Problem details: Scan the records below for the line containing "Output a JSON" and the line containing "Parse this screenshot: output". Copy both, plus every line between, exactly.

Recorded information:
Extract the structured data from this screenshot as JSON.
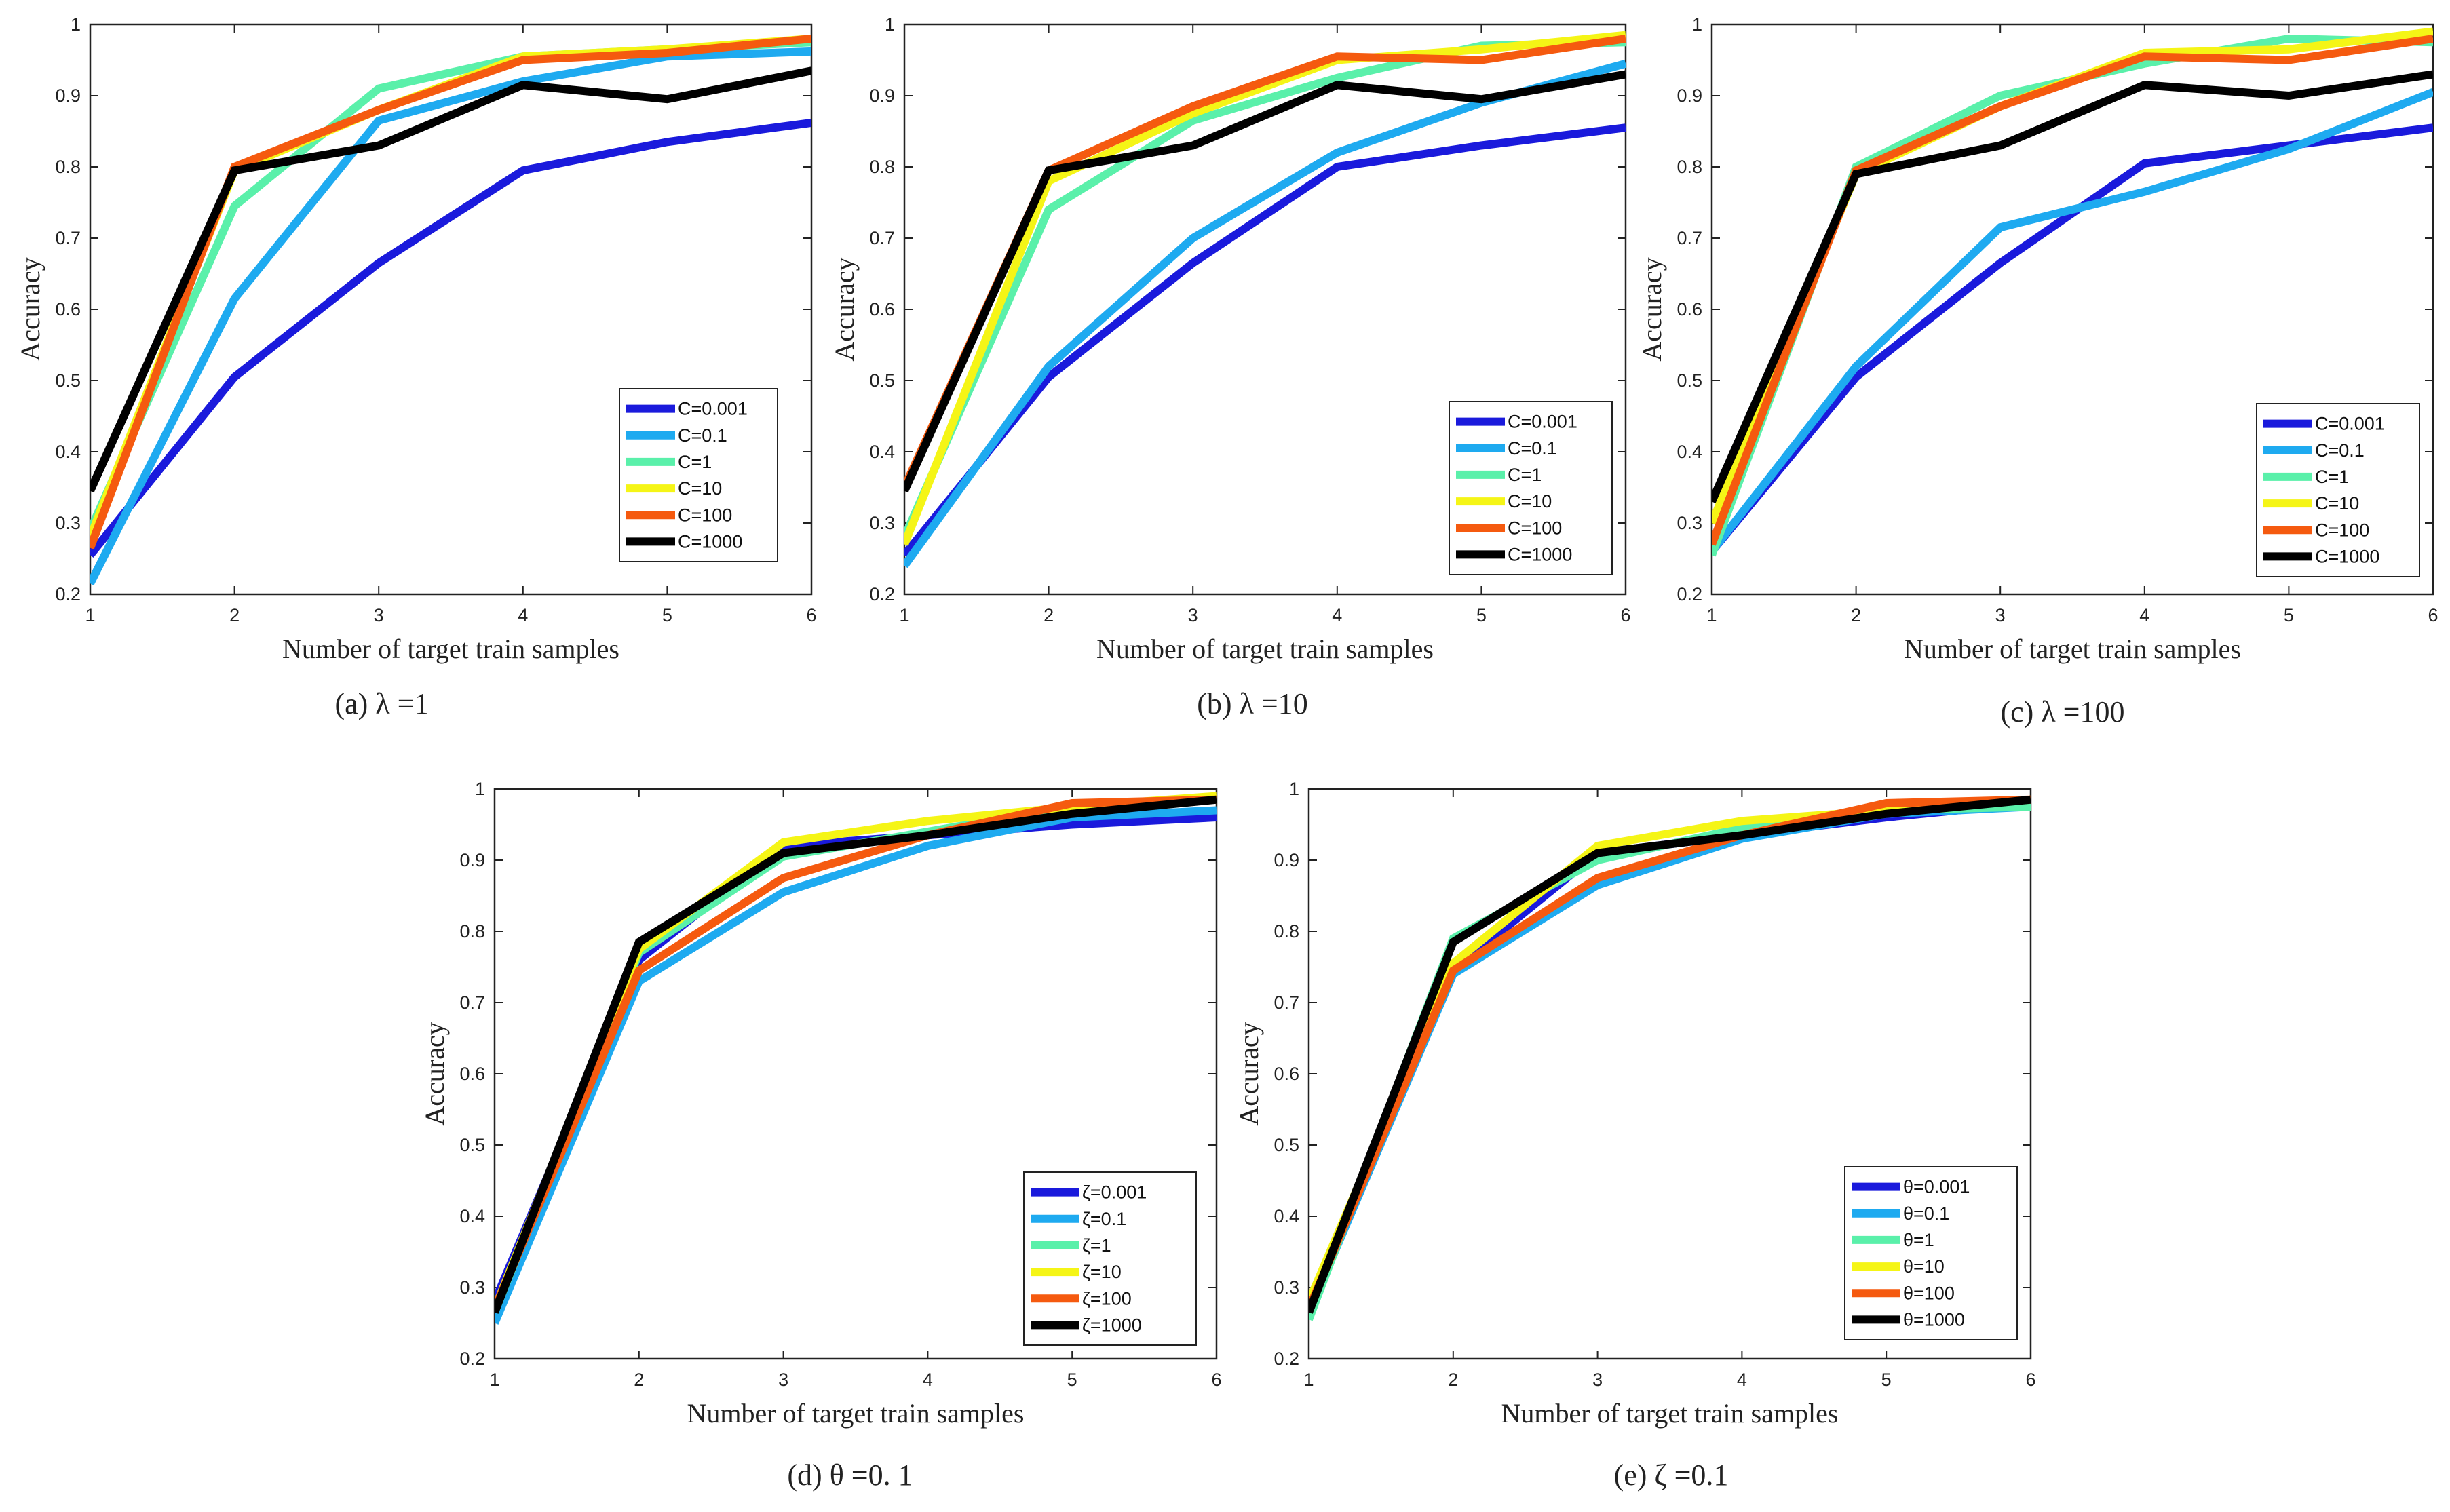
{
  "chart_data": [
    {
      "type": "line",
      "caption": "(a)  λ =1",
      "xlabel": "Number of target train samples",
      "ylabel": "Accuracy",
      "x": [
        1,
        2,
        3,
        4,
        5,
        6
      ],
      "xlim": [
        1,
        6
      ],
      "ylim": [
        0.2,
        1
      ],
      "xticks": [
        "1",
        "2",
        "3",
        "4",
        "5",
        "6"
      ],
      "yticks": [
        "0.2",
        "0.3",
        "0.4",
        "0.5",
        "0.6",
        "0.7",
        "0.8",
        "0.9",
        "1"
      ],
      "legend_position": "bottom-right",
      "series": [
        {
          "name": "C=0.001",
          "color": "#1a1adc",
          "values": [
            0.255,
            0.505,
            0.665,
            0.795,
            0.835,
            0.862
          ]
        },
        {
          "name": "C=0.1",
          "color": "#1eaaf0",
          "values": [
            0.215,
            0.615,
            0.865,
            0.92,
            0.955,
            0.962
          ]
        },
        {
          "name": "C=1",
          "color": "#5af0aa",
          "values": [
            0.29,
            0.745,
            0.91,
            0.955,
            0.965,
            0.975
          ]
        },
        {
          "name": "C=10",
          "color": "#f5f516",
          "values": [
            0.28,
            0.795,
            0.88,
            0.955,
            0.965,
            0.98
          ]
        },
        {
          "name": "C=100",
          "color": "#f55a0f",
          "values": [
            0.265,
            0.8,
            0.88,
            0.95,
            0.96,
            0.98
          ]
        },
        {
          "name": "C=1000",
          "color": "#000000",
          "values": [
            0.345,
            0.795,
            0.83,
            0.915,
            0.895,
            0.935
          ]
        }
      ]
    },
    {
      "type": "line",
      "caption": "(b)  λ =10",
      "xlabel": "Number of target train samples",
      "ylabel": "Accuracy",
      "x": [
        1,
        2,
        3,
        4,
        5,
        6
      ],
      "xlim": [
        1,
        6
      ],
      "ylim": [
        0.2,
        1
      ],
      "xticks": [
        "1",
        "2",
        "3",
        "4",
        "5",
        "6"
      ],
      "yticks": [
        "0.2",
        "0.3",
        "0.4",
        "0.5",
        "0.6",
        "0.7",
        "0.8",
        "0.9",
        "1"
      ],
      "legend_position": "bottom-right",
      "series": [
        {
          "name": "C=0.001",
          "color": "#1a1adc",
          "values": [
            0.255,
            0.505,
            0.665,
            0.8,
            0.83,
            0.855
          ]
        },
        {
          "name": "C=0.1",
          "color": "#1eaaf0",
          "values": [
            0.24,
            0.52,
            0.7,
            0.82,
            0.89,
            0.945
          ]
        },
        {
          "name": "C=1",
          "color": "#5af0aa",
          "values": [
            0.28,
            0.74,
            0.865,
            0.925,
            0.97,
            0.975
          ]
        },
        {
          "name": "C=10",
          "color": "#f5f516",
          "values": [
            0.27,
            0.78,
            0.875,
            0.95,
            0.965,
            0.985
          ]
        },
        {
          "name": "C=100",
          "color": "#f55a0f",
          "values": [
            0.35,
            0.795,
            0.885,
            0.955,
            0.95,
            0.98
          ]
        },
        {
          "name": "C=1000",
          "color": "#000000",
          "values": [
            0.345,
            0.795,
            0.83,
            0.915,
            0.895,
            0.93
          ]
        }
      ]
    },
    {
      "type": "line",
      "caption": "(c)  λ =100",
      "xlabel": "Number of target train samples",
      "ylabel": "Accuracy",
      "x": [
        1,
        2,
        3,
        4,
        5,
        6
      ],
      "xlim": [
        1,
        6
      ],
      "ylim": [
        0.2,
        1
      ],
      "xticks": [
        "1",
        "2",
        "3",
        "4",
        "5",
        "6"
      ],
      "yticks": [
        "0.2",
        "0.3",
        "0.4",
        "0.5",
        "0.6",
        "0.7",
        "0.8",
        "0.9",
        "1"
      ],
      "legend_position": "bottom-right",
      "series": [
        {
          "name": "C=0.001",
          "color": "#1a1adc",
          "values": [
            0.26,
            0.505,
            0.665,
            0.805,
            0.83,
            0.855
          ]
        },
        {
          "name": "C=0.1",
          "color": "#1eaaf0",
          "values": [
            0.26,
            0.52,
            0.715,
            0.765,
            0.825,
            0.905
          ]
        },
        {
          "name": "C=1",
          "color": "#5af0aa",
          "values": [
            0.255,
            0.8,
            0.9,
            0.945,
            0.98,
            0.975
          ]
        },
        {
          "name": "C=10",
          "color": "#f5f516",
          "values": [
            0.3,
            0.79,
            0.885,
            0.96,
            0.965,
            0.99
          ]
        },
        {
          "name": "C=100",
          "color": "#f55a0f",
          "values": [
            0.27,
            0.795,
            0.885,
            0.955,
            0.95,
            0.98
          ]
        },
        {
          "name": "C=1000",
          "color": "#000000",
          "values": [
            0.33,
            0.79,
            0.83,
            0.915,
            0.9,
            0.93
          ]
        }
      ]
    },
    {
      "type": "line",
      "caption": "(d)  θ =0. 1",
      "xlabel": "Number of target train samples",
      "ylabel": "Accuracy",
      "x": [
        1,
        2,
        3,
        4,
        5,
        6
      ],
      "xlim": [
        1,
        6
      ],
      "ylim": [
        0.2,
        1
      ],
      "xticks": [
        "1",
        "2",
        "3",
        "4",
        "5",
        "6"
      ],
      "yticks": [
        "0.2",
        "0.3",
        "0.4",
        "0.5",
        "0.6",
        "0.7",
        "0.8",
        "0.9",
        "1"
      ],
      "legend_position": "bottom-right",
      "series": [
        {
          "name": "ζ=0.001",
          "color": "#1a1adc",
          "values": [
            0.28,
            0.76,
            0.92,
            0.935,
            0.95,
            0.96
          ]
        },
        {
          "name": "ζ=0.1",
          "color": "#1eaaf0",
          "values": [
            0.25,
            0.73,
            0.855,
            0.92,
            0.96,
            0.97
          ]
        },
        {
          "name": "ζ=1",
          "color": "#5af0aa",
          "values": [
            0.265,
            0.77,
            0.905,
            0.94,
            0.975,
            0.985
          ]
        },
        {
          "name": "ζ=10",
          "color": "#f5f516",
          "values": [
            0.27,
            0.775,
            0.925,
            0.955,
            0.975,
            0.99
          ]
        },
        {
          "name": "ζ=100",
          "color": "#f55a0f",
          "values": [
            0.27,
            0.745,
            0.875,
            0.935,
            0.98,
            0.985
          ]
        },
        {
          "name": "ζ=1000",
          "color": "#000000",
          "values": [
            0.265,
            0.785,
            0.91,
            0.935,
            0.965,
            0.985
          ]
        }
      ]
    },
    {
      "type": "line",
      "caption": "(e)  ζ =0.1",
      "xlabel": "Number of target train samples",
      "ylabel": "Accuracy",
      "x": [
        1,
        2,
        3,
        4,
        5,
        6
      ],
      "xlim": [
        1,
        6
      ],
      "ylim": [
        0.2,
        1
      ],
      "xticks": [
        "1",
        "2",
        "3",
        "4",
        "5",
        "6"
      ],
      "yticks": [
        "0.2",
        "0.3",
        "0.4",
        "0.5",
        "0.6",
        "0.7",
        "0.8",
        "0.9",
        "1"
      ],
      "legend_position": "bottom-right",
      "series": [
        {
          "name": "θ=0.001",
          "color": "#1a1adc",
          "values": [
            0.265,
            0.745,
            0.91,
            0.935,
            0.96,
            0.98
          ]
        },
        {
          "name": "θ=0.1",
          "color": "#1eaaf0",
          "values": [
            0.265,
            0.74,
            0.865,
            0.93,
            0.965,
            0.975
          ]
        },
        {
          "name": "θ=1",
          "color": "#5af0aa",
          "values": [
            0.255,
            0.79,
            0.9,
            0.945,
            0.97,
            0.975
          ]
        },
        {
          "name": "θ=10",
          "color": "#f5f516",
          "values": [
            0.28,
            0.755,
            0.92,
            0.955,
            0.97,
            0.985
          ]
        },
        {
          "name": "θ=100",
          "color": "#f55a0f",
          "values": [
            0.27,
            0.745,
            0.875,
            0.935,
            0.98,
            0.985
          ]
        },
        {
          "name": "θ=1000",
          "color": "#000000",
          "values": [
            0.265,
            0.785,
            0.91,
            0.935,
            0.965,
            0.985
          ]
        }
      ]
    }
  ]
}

...

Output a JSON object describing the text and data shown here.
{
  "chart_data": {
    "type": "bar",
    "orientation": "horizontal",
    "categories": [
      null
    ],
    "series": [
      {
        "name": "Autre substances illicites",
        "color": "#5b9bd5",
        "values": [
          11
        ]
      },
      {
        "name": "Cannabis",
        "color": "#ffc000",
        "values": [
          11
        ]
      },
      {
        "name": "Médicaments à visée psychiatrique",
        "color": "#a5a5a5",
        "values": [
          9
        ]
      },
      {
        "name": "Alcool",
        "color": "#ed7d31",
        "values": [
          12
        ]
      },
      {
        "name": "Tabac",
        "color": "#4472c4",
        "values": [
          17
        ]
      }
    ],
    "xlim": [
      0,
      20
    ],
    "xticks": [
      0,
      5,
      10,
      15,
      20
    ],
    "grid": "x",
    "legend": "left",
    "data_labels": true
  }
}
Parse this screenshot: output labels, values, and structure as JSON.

Answer in full:
Output a JSON object describing the text and data shown here.
{
  "chart_data": {
    "type": "bar",
    "orientation": "horizontal",
    "categories": [
      null
    ],
    "series": [
      {
        "name": "Autre substances illicites",
        "color": "#5b9bd5",
        "values": [
          11
        ]
      },
      {
        "name": "Cannabis",
        "color": "#ffc000",
        "values": [
          11
        ]
      },
      {
        "name": "Médicaments à visée psychiatrique",
        "color": "#a5a5a5",
        "values": [
          9
        ]
      },
      {
        "name": "Alcool",
        "color": "#ed7d31",
        "values": [
          12
        ]
      },
      {
        "name": "Tabac",
        "color": "#4472c4",
        "values": [
          17
        ]
      }
    ],
    "xlim": [
      0,
      20
    ],
    "xticks": [
      0,
      5,
      10,
      15,
      20
    ],
    "grid": "x",
    "legend": "left",
    "data_labels": true
  }
}
Parse this screenshot: output labels, values, and structure as JSON.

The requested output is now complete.